(Element position data)
____
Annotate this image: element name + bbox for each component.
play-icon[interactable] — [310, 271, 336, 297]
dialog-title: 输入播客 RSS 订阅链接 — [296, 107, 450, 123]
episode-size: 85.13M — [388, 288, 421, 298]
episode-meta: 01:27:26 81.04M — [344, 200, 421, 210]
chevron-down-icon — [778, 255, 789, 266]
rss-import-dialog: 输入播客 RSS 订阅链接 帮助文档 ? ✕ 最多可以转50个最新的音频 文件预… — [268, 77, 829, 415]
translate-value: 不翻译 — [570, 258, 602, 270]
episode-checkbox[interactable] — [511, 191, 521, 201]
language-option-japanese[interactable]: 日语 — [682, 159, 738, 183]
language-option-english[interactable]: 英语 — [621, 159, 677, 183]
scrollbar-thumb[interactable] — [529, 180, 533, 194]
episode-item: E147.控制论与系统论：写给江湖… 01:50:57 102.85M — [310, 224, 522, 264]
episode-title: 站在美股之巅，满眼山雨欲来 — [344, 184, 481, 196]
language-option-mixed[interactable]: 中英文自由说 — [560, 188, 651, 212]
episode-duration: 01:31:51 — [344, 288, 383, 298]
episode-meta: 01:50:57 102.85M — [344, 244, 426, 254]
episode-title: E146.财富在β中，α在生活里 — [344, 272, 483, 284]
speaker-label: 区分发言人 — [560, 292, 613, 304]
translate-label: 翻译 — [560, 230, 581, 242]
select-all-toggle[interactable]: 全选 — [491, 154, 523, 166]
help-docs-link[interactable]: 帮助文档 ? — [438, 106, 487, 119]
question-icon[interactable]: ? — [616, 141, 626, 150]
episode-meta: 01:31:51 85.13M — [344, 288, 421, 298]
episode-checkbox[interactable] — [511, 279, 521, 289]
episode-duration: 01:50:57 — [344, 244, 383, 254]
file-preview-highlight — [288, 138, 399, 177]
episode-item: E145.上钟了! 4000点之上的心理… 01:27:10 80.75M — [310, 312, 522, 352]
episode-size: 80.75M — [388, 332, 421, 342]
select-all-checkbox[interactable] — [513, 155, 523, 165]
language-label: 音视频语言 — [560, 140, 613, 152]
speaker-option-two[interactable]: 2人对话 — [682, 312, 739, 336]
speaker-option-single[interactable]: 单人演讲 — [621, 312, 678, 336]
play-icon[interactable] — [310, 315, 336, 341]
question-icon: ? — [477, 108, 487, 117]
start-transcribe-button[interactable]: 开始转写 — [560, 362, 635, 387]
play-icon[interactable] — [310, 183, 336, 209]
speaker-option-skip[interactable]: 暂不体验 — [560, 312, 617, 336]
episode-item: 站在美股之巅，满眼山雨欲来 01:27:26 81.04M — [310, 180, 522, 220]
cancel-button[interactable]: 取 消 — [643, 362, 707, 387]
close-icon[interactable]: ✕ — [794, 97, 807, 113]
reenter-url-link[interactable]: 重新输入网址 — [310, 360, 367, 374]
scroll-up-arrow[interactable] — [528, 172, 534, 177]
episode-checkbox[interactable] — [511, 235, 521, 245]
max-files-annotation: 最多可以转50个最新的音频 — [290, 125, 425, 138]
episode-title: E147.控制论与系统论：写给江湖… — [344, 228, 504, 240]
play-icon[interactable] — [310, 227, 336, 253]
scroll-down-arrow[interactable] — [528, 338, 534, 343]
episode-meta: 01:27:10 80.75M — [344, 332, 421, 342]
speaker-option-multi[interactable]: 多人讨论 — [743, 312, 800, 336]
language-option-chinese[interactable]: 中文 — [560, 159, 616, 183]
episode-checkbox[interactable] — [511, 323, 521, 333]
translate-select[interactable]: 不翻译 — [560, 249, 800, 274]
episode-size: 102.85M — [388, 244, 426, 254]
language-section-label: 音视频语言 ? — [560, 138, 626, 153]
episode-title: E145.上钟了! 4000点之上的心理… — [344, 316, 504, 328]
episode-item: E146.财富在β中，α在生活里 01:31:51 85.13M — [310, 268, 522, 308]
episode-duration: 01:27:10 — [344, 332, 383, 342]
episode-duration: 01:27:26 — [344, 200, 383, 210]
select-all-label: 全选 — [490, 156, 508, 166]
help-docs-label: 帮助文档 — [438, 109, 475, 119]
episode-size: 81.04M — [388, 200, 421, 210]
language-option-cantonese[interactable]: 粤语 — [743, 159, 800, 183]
____
◆ Task to complete ◆
Copy every row above verbatim, keeping each line in its original order.

◆ Task response ◆
Annotate this image: element name + bbox for each component.
play-icon[interactable] — [310, 271, 336, 297]
dialog-title: 输入播客 RSS 订阅链接 — [296, 107, 450, 123]
episode-size: 85.13M — [388, 288, 421, 298]
episode-meta: 01:27:26 81.04M — [344, 200, 421, 210]
chevron-down-icon — [778, 255, 789, 266]
rss-import-dialog: 输入播客 RSS 订阅链接 帮助文档 ? ✕ 最多可以转50个最新的音频 文件预… — [268, 77, 829, 415]
translate-value: 不翻译 — [570, 258, 602, 270]
episode-checkbox[interactable] — [511, 191, 521, 201]
language-option-japanese[interactable]: 日语 — [682, 159, 738, 183]
language-option-english[interactable]: 英语 — [621, 159, 677, 183]
scrollbar-thumb[interactable] — [529, 180, 533, 194]
episode-item: E147.控制论与系统论：写给江湖… 01:50:57 102.85M — [310, 224, 522, 264]
episode-title: 站在美股之巅，满眼山雨欲来 — [344, 184, 481, 196]
language-option-mixed[interactable]: 中英文自由说 — [560, 188, 651, 212]
episode-duration: 01:31:51 — [344, 288, 383, 298]
episode-meta: 01:50:57 102.85M — [344, 244, 426, 254]
episode-title: E146.财富在β中，α在生活里 — [344, 272, 483, 284]
speaker-label: 区分发言人 — [560, 292, 613, 304]
translate-label: 翻译 — [560, 230, 581, 242]
select-all-toggle[interactable]: 全选 — [491, 154, 523, 166]
help-docs-link[interactable]: 帮助文档 ? — [438, 106, 487, 119]
question-icon[interactable]: ? — [616, 141, 626, 150]
episode-meta: 01:31:51 85.13M — [344, 288, 421, 298]
episode-checkbox[interactable] — [511, 279, 521, 289]
episode-duration: 01:50:57 — [344, 244, 383, 254]
file-preview-highlight — [288, 138, 399, 177]
episode-item: E145.上钟了! 4000点之上的心理… 01:27:10 80.75M — [310, 312, 522, 352]
episode-size: 80.75M — [388, 332, 421, 342]
select-all-checkbox[interactable] — [513, 155, 523, 165]
language-label: 音视频语言 — [560, 140, 613, 152]
speaker-option-two[interactable]: 2人对话 — [682, 312, 739, 336]
speaker-option-single[interactable]: 单人演讲 — [621, 312, 678, 336]
play-icon[interactable] — [310, 315, 336, 341]
question-icon: ? — [477, 108, 487, 117]
start-transcribe-button[interactable]: 开始转写 — [560, 362, 635, 387]
play-icon[interactable] — [310, 183, 336, 209]
speaker-option-skip[interactable]: 暂不体验 — [560, 312, 617, 336]
episode-item: 站在美股之巅，满眼山雨欲来 01:27:26 81.04M — [310, 180, 522, 220]
cancel-button[interactable]: 取 消 — [643, 362, 707, 387]
close-icon[interactable]: ✕ — [794, 97, 807, 113]
reenter-url-link[interactable]: 重新输入网址 — [310, 360, 367, 374]
scroll-up-arrow[interactable] — [528, 172, 534, 177]
episode-checkbox[interactable] — [511, 235, 521, 245]
max-files-annotation: 最多可以转50个最新的音频 — [290, 125, 425, 138]
episode-title: E147.控制论与系统论：写给江湖… — [344, 228, 504, 240]
play-icon[interactable] — [310, 227, 336, 253]
scroll-down-arrow[interactable] — [528, 338, 534, 343]
episode-meta: 01:27:10 80.75M — [344, 332, 421, 342]
speaker-option-multi[interactable]: 多人讨论 — [743, 312, 800, 336]
language-option-chinese[interactable]: 中文 — [560, 159, 616, 183]
episode-checkbox[interactable] — [511, 323, 521, 333]
translate-select[interactable]: 不翻译 — [560, 249, 800, 274]
episode-size: 102.85M — [388, 244, 426, 254]
language-section-label: 音视频语言 ? — [560, 138, 626, 153]
episode-title: E145.上钟了! 4000点之上的心理… — [344, 316, 504, 328]
episode-item: E146.财富在β中，α在生活里 01:31:51 85.13M — [310, 268, 522, 308]
episode-duration: 01:27:10 — [344, 332, 383, 342]
episode-duration: 01:27:26 — [344, 200, 383, 210]
select-all-label: 全选 — [490, 156, 508, 166]
help-docs-label: 帮助文档 — [438, 109, 475, 119]
episode-size: 81.04M — [388, 200, 421, 210]
language-option-cantonese[interactable]: 粤语 — [743, 159, 800, 183]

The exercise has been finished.